*DIRECTIONS*. The entries below should be given again exactly, minus their pictures.

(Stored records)
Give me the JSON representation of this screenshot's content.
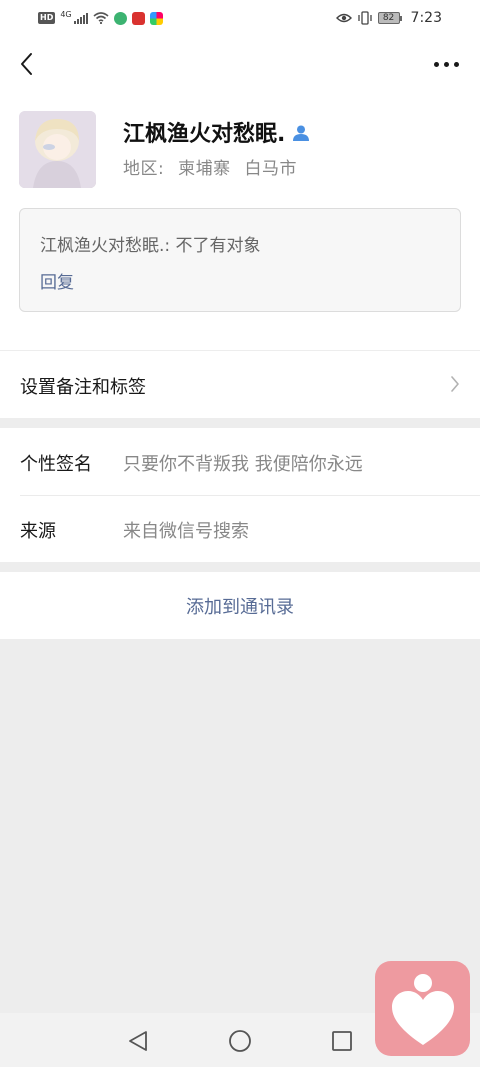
{
  "status_bar": {
    "hd": "HD",
    "network": "4G",
    "battery": "82",
    "time": "7:23"
  },
  "nav": {
    "back_icon": "chevron-left-icon",
    "more_icon": "more-dots-icon"
  },
  "profile": {
    "name": "江枫渔火对愁眠.",
    "region_label": "地区:",
    "region_area": "柬埔寨",
    "region_city": "白马市",
    "greeting": "江枫渔火对愁眠.: 不了有对象",
    "reply_label": "回复"
  },
  "remark": {
    "label": "设置备注和标签"
  },
  "info": {
    "signature_label": "个性签名",
    "signature_value": "只要你不背叛我 我便陪你永远",
    "source_label": "来源",
    "source_value": "来自微信号搜索"
  },
  "actions": {
    "add_contact": "添加到通讯录"
  },
  "colors": {
    "link": "#576b95",
    "background": "#ededed",
    "bubble": "#ee9aa0"
  }
}
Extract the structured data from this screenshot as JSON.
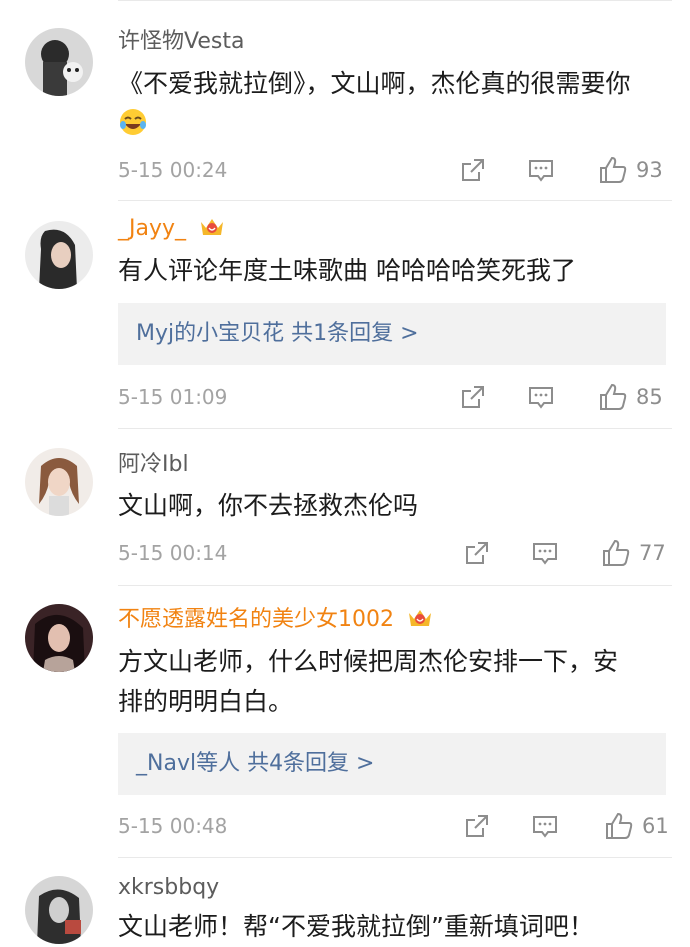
{
  "comments": [
    {
      "username": "许怪物Vesta",
      "text": "《不爱我就拉倒》，文山啊，杰伦真的很需要你",
      "emoji": "laughing-tears",
      "time": "5-15 00:24",
      "likes": "93",
      "vip": false
    },
    {
      "username": "_Jayy_",
      "text": "有人评论年度土味歌曲 哈哈哈哈笑死我了",
      "reply_summary": "Myj的小宝贝花  共1条回复 >",
      "time": "5-15 01:09",
      "likes": "85",
      "vip": true
    },
    {
      "username": "阿冷Ibl",
      "text": "文山啊，你不去拯救杰伦吗",
      "time": "5-15 00:14",
      "likes": "77",
      "vip": false
    },
    {
      "username": "不愿透露姓名的美少女1002",
      "text": "方文山老师，什么时候把周杰伦安排一下，安排的明明白白。",
      "reply_summary": "_Navl等人  共4条回复 >",
      "time": "5-15 00:48",
      "likes": "61",
      "vip": true
    },
    {
      "username": "xkrsbbqy",
      "text": "文山老师！帮“不爱我就拉倒”重新填词吧！",
      "vip": false
    }
  ],
  "colors": {
    "vip_name": "#f18312",
    "reply_link": "#4f6f9c",
    "meta_gray": "#a3a3a3"
  },
  "icons": [
    "share-icon",
    "comment-icon",
    "like-icon",
    "crown-icon"
  ]
}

*TASK SOLUTION*.
Give me the JSON representation of this screenshot's content.
{
  "status_bar": {
    "hd": "HD",
    "network": "4G",
    "battery": "82",
    "time": "7:23"
  },
  "nav": {
    "back_icon": "chevron-left-icon",
    "more_icon": "more-dots-icon"
  },
  "profile": {
    "name": "江枫渔火对愁眠.",
    "region_label": "地区:",
    "region_area": "柬埔寨",
    "region_city": "白马市",
    "greeting": "江枫渔火对愁眠.: 不了有对象",
    "reply_label": "回复"
  },
  "remark": {
    "label": "设置备注和标签"
  },
  "info": {
    "signature_label": "个性签名",
    "signature_value": "只要你不背叛我 我便陪你永远",
    "source_label": "来源",
    "source_value": "来自微信号搜索"
  },
  "actions": {
    "add_contact": "添加到通讯录"
  },
  "colors": {
    "link": "#576b95",
    "background": "#ededed",
    "bubble": "#ee9aa0"
  }
}
Extract the structured data from this screenshot as JSON.
{
  "comments": [
    {
      "username": "许怪物Vesta",
      "text": "《不爱我就拉倒》，文山啊，杰伦真的很需要你",
      "emoji": "laughing-tears",
      "time": "5-15 00:24",
      "likes": "93",
      "vip": false
    },
    {
      "username": "_Jayy_",
      "text": "有人评论年度土味歌曲 哈哈哈哈笑死我了",
      "reply_summary": "Myj的小宝贝花  共1条回复 >",
      "time": "5-15 01:09",
      "likes": "85",
      "vip": true
    },
    {
      "username": "阿冷Ibl",
      "text": "文山啊，你不去拯救杰伦吗",
      "time": "5-15 00:14",
      "likes": "77",
      "vip": false
    },
    {
      "username": "不愿透露姓名的美少女1002",
      "text": "方文山老师，什么时候把周杰伦安排一下，安排的明明白白。",
      "reply_summary": "_Navl等人  共4条回复 >",
      "time": "5-15 00:48",
      "likes": "61",
      "vip": true
    },
    {
      "username": "xkrsbbqy",
      "text": "文山老师！帮“不爱我就拉倒”重新填词吧！",
      "vip": false
    }
  ],
  "colors": {
    "vip_name": "#f18312",
    "reply_link": "#4f6f9c",
    "meta_gray": "#a3a3a3"
  },
  "icons": [
    "share-icon",
    "comment-icon",
    "like-icon",
    "crown-icon"
  ]
}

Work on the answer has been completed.